Given request: Leave out the pictures and return every entry exactly as it appears.

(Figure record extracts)
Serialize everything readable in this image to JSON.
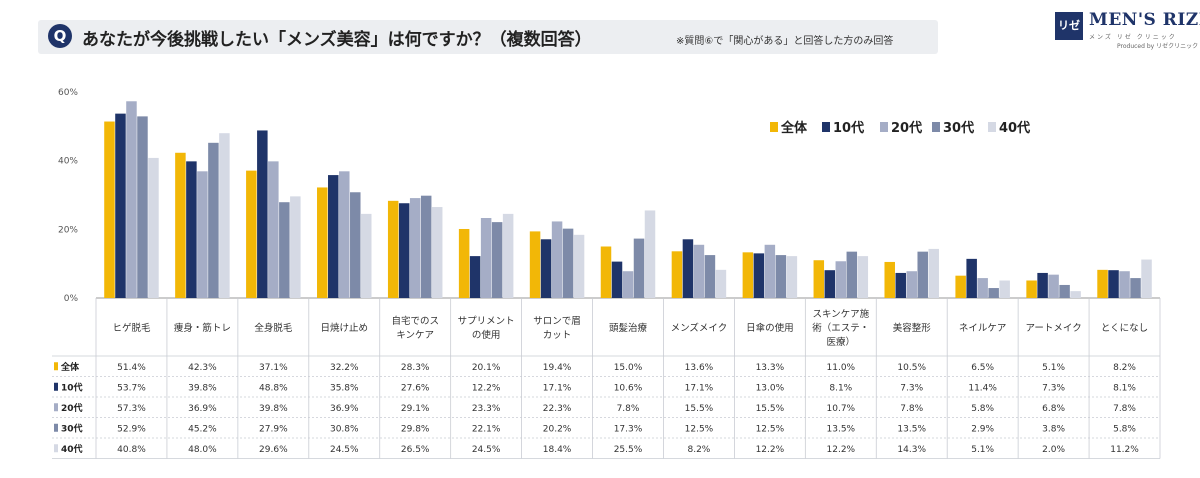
{
  "header": {
    "badge": "Q",
    "title": "あなたが今後挑戦したい「メンズ美容」は何ですか？（複数回答）",
    "note": "※質問⑥で「関心がある」と回答した方のみ回答"
  },
  "logo": {
    "mark": "リゼ",
    "name": "MEN'S RIZE",
    "sub": "メンズ リゼ クリニック",
    "produced": "Produced by リゼクリニック"
  },
  "colors": {
    "全体": "#f2b707",
    "10代": "#1f3469",
    "20代": "#a5adc6",
    "30代": "#7d8aa8",
    "40代": "#d5d9e4"
  },
  "chart_data": {
    "type": "bar",
    "categories": [
      "ヒゲ脱毛",
      "痩身・筋トレ",
      "全身脱毛",
      "日焼け止め",
      "自宅でのスキンケア",
      "サプリメントの使用",
      "サロンで眉カット",
      "頭髪治療",
      "メンズメイク",
      "日傘の使用",
      "スキンケア施術（エステ・医療）",
      "美容整形",
      "ネイルケア",
      "アートメイク",
      "とくになし"
    ],
    "category_lines": [
      [
        "ヒゲ脱毛"
      ],
      [
        "痩身・筋トレ"
      ],
      [
        "全身脱毛"
      ],
      [
        "日焼け止め"
      ],
      [
        "自宅でのス",
        "キンケア"
      ],
      [
        "サプリメント",
        "の使用"
      ],
      [
        "サロンで眉",
        "カット"
      ],
      [
        "頭髪治療"
      ],
      [
        "メンズメイク"
      ],
      [
        "日傘の使用"
      ],
      [
        "スキンケア施",
        "術（エステ・",
        "医療）"
      ],
      [
        "美容整形"
      ],
      [
        "ネイルケア"
      ],
      [
        "アートメイク"
      ],
      [
        "とくになし"
      ]
    ],
    "series": [
      {
        "name": "全体",
        "values": [
          51.4,
          42.3,
          37.1,
          32.2,
          28.3,
          20.1,
          19.4,
          15.0,
          13.6,
          13.3,
          11.0,
          10.5,
          6.5,
          5.1,
          8.2
        ],
        "labels": [
          "51.4%",
          "42.3%",
          "37.1%",
          "32.2%",
          "28.3%",
          "20.1%",
          "19.4%",
          "15.0%",
          "13.6%",
          "13.3%",
          "11.0%",
          "10.5%",
          "6.5%",
          "5.1%",
          "8.2%"
        ]
      },
      {
        "name": "10代",
        "values": [
          53.7,
          39.8,
          48.8,
          35.8,
          27.6,
          12.2,
          17.1,
          10.6,
          17.1,
          13.0,
          8.1,
          7.3,
          11.4,
          7.3,
          8.1
        ],
        "labels": [
          "53.7%",
          "39.8%",
          "48.8%",
          "35.8%",
          "27.6%",
          "12.2%",
          "17.1%",
          "10.6%",
          "17.1%",
          "13.0%",
          "8.1%",
          "7.3%",
          "11.4%",
          "7.3%",
          "8.1%"
        ]
      },
      {
        "name": "20代",
        "values": [
          57.3,
          36.9,
          39.8,
          36.9,
          29.1,
          23.3,
          22.3,
          7.8,
          15.5,
          15.5,
          10.7,
          7.8,
          5.8,
          6.8,
          7.8
        ],
        "labels": [
          "57.3%",
          "36.9%",
          "39.8%",
          "36.9%",
          "29.1%",
          "23.3%",
          "22.3%",
          "7.8%",
          "15.5%",
          "15.5%",
          "10.7%",
          "7.8%",
          "5.8%",
          "6.8%",
          "7.8%"
        ]
      },
      {
        "name": "30代",
        "values": [
          52.9,
          45.2,
          27.9,
          30.8,
          29.8,
          22.1,
          20.2,
          17.3,
          12.5,
          12.5,
          13.5,
          13.5,
          2.9,
          3.8,
          5.8
        ],
        "labels": [
          "52.9%",
          "45.2%",
          "27.9%",
          "30.8%",
          "29.8%",
          "22.1%",
          "20.2%",
          "17.3%",
          "12.5%",
          "12.5%",
          "13.5%",
          "13.5%",
          "2.9%",
          "3.8%",
          "5.8%"
        ]
      },
      {
        "name": "40代",
        "values": [
          40.8,
          48.0,
          29.6,
          24.5,
          26.5,
          24.5,
          18.4,
          25.5,
          8.2,
          12.2,
          12.2,
          14.3,
          5.1,
          2.0,
          11.2
        ],
        "labels": [
          "40.8%",
          "48.0%",
          "29.6%",
          "24.5%",
          "26.5%",
          "24.5%",
          "18.4%",
          "25.5%",
          "8.2%",
          "12.2%",
          "12.2%",
          "14.3%",
          "5.1%",
          "2.0%",
          "11.2%"
        ]
      }
    ],
    "yticks": [
      0,
      20,
      40,
      60
    ],
    "ytick_labels": [
      "0%",
      "20%",
      "40%",
      "60%"
    ],
    "ylim": [
      0,
      60
    ],
    "legend_position": "top-right",
    "grid": false
  }
}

Right answer:
Serialize everything readable in this image to JSON.
{
  "header": {
    "badge": "Q",
    "title": "あなたが今後挑戦したい「メンズ美容」は何ですか？（複数回答）",
    "note": "※質問⑥で「関心がある」と回答した方のみ回答"
  },
  "logo": {
    "mark": "リゼ",
    "name": "MEN'S RIZE",
    "sub": "メンズ リゼ クリニック",
    "produced": "Produced by リゼクリニック"
  },
  "colors": {
    "全体": "#f2b707",
    "10代": "#1f3469",
    "20代": "#a5adc6",
    "30代": "#7d8aa8",
    "40代": "#d5d9e4"
  },
  "chart_data": {
    "type": "bar",
    "categories": [
      "ヒゲ脱毛",
      "痩身・筋トレ",
      "全身脱毛",
      "日焼け止め",
      "自宅でのスキンケア",
      "サプリメントの使用",
      "サロンで眉カット",
      "頭髪治療",
      "メンズメイク",
      "日傘の使用",
      "スキンケア施術（エステ・医療）",
      "美容整形",
      "ネイルケア",
      "アートメイク",
      "とくになし"
    ],
    "category_lines": [
      [
        "ヒゲ脱毛"
      ],
      [
        "痩身・筋トレ"
      ],
      [
        "全身脱毛"
      ],
      [
        "日焼け止め"
      ],
      [
        "自宅でのス",
        "キンケア"
      ],
      [
        "サプリメント",
        "の使用"
      ],
      [
        "サロンで眉",
        "カット"
      ],
      [
        "頭髪治療"
      ],
      [
        "メンズメイク"
      ],
      [
        "日傘の使用"
      ],
      [
        "スキンケア施",
        "術（エステ・",
        "医療）"
      ],
      [
        "美容整形"
      ],
      [
        "ネイルケア"
      ],
      [
        "アートメイク"
      ],
      [
        "とくになし"
      ]
    ],
    "series": [
      {
        "name": "全体",
        "values": [
          51.4,
          42.3,
          37.1,
          32.2,
          28.3,
          20.1,
          19.4,
          15.0,
          13.6,
          13.3,
          11.0,
          10.5,
          6.5,
          5.1,
          8.2
        ],
        "labels": [
          "51.4%",
          "42.3%",
          "37.1%",
          "32.2%",
          "28.3%",
          "20.1%",
          "19.4%",
          "15.0%",
          "13.6%",
          "13.3%",
          "11.0%",
          "10.5%",
          "6.5%",
          "5.1%",
          "8.2%"
        ]
      },
      {
        "name": "10代",
        "values": [
          53.7,
          39.8,
          48.8,
          35.8,
          27.6,
          12.2,
          17.1,
          10.6,
          17.1,
          13.0,
          8.1,
          7.3,
          11.4,
          7.3,
          8.1
        ],
        "labels": [
          "53.7%",
          "39.8%",
          "48.8%",
          "35.8%",
          "27.6%",
          "12.2%",
          "17.1%",
          "10.6%",
          "17.1%",
          "13.0%",
          "8.1%",
          "7.3%",
          "11.4%",
          "7.3%",
          "8.1%"
        ]
      },
      {
        "name": "20代",
        "values": [
          57.3,
          36.9,
          39.8,
          36.9,
          29.1,
          23.3,
          22.3,
          7.8,
          15.5,
          15.5,
          10.7,
          7.8,
          5.8,
          6.8,
          7.8
        ],
        "labels": [
          "57.3%",
          "36.9%",
          "39.8%",
          "36.9%",
          "29.1%",
          "23.3%",
          "22.3%",
          "7.8%",
          "15.5%",
          "15.5%",
          "10.7%",
          "7.8%",
          "5.8%",
          "6.8%",
          "7.8%"
        ]
      },
      {
        "name": "30代",
        "values": [
          52.9,
          45.2,
          27.9,
          30.8,
          29.8,
          22.1,
          20.2,
          17.3,
          12.5,
          12.5,
          13.5,
          13.5,
          2.9,
          3.8,
          5.8
        ],
        "labels": [
          "52.9%",
          "45.2%",
          "27.9%",
          "30.8%",
          "29.8%",
          "22.1%",
          "20.2%",
          "17.3%",
          "12.5%",
          "12.5%",
          "13.5%",
          "13.5%",
          "2.9%",
          "3.8%",
          "5.8%"
        ]
      },
      {
        "name": "40代",
        "values": [
          40.8,
          48.0,
          29.6,
          24.5,
          26.5,
          24.5,
          18.4,
          25.5,
          8.2,
          12.2,
          12.2,
          14.3,
          5.1,
          2.0,
          11.2
        ],
        "labels": [
          "40.8%",
          "48.0%",
          "29.6%",
          "24.5%",
          "26.5%",
          "24.5%",
          "18.4%",
          "25.5%",
          "8.2%",
          "12.2%",
          "12.2%",
          "14.3%",
          "5.1%",
          "2.0%",
          "11.2%"
        ]
      }
    ],
    "yticks": [
      0,
      20,
      40,
      60
    ],
    "ytick_labels": [
      "0%",
      "20%",
      "40%",
      "60%"
    ],
    "ylim": [
      0,
      60
    ],
    "legend_position": "top-right",
    "grid": false
  }
}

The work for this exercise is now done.